■ Directions for this task: Go through the records and report each line holding the string "anticuerpos".
□ □ □ □ □
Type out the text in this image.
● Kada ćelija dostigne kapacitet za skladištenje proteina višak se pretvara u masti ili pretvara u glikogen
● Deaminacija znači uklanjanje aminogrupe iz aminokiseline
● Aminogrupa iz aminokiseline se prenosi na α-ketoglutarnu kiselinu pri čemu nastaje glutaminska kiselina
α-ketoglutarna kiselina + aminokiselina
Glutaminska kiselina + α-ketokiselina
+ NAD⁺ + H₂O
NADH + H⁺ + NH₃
□ □ □ □ □
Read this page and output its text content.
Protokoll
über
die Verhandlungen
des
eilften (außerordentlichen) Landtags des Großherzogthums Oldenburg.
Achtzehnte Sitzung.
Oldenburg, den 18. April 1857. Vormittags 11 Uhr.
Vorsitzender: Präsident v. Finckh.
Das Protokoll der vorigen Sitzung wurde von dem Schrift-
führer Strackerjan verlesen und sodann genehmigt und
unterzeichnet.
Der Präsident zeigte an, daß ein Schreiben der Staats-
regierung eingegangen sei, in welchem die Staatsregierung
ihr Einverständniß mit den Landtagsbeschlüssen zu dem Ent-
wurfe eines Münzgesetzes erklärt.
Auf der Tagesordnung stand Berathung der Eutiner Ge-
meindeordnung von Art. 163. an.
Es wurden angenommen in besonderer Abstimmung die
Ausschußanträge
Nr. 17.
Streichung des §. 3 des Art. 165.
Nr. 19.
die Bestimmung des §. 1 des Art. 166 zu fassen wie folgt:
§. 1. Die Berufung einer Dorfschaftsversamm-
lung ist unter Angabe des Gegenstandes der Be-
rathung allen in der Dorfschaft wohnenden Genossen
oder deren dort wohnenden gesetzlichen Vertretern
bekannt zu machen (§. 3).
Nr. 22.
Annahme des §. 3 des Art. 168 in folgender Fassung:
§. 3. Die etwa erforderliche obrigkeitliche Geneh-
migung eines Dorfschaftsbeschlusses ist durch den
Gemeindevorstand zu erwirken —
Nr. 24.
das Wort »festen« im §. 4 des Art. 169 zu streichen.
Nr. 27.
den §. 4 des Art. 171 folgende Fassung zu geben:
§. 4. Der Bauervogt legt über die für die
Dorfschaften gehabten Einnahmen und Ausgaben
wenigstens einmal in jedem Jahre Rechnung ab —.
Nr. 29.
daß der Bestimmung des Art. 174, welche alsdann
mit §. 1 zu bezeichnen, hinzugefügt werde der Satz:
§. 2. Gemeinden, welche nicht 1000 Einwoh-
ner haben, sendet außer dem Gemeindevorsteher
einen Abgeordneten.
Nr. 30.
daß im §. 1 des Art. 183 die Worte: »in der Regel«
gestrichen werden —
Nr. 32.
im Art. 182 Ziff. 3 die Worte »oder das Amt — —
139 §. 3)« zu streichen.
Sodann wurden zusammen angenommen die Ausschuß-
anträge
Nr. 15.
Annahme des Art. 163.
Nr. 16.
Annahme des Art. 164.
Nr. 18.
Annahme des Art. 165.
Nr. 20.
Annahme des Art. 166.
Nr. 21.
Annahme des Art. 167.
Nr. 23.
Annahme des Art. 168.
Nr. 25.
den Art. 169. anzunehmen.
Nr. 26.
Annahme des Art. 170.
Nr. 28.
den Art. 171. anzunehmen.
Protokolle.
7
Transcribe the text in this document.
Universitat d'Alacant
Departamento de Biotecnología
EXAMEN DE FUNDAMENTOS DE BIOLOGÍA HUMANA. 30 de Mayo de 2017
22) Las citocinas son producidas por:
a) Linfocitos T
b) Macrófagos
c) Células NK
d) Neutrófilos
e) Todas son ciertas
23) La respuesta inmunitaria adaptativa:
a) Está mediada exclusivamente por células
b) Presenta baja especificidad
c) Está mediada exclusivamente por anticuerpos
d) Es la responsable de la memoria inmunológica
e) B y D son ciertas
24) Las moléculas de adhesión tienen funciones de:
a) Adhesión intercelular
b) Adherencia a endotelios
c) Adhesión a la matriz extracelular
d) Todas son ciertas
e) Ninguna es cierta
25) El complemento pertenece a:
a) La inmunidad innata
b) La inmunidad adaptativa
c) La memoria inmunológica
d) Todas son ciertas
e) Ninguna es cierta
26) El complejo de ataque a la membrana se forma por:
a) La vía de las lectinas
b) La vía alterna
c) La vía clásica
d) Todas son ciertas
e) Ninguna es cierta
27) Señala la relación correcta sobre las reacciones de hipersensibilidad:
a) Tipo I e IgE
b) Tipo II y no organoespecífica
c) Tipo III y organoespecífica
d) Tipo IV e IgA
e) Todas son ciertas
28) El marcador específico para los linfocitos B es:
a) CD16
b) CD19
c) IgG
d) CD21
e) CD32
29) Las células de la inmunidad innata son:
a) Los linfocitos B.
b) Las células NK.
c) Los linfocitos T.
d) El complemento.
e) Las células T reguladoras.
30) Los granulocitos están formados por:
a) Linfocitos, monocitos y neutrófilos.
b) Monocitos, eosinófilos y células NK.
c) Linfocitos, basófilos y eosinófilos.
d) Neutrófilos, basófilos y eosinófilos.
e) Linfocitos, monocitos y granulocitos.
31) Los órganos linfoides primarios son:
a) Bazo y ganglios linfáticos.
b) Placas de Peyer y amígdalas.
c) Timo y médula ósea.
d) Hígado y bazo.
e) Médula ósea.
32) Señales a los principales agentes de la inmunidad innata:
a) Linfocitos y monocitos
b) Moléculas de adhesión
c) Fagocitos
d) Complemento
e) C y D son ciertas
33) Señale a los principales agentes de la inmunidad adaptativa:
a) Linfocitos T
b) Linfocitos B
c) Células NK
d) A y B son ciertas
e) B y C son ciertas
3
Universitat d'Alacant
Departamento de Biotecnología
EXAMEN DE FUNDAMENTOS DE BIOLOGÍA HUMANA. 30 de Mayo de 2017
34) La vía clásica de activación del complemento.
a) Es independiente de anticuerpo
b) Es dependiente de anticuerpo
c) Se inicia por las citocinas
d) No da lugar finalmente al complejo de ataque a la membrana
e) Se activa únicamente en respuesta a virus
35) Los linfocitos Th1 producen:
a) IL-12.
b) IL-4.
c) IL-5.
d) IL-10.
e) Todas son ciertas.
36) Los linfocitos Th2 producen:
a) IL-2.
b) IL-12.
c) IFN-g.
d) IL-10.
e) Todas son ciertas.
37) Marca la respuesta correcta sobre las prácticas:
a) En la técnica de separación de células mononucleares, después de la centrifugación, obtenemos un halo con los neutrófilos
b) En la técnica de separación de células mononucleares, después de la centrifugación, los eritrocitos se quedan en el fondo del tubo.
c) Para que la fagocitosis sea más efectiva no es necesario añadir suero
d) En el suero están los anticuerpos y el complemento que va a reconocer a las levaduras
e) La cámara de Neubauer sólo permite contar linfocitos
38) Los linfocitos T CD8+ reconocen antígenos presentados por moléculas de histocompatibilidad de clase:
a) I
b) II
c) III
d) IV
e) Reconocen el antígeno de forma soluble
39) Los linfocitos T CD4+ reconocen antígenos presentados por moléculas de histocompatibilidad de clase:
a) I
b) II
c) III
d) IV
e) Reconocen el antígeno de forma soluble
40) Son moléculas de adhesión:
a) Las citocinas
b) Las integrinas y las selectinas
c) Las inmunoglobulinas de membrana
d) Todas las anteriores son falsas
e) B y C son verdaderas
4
□ □ □ □ □
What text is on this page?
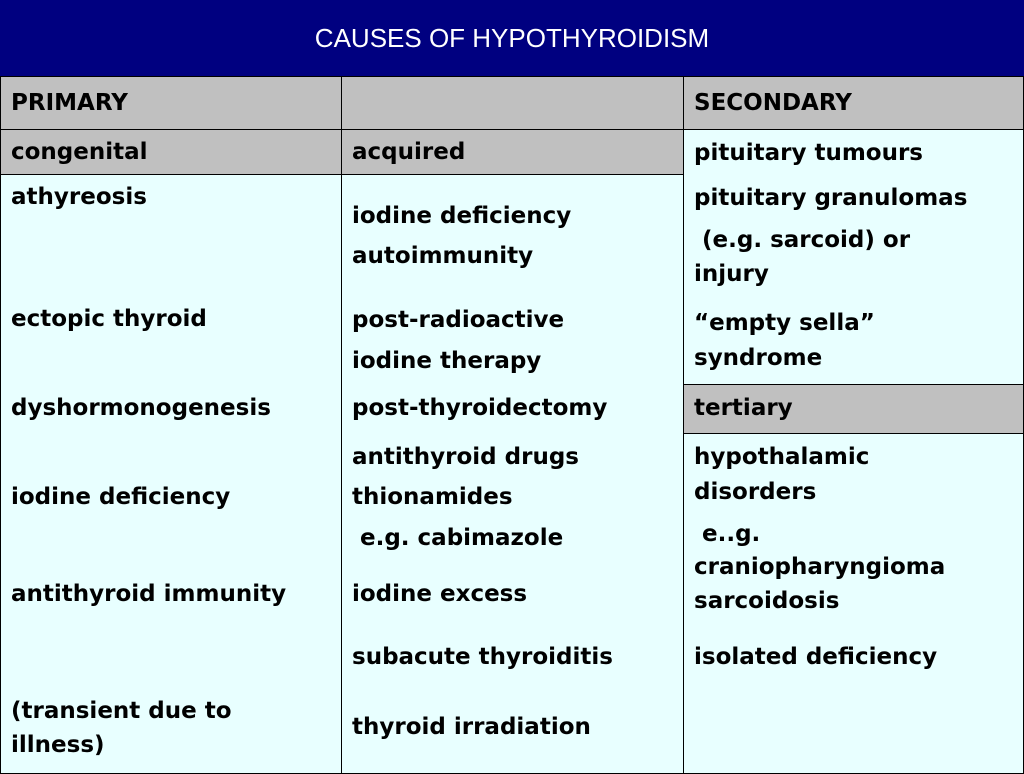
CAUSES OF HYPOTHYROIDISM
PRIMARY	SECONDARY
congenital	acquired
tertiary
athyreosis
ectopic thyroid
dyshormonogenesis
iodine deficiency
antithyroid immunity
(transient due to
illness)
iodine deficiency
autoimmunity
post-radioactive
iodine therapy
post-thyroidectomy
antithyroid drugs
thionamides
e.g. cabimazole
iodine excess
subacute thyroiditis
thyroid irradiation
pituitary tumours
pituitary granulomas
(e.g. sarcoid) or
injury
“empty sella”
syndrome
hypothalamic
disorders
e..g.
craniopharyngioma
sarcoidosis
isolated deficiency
□ □ □ □ □
■ Solution to the exercise:
c) Está mediada exclusivamente por anticuerpos
d) En el suero están los anticuerpos y el complemento que va a reconocer a las levaduras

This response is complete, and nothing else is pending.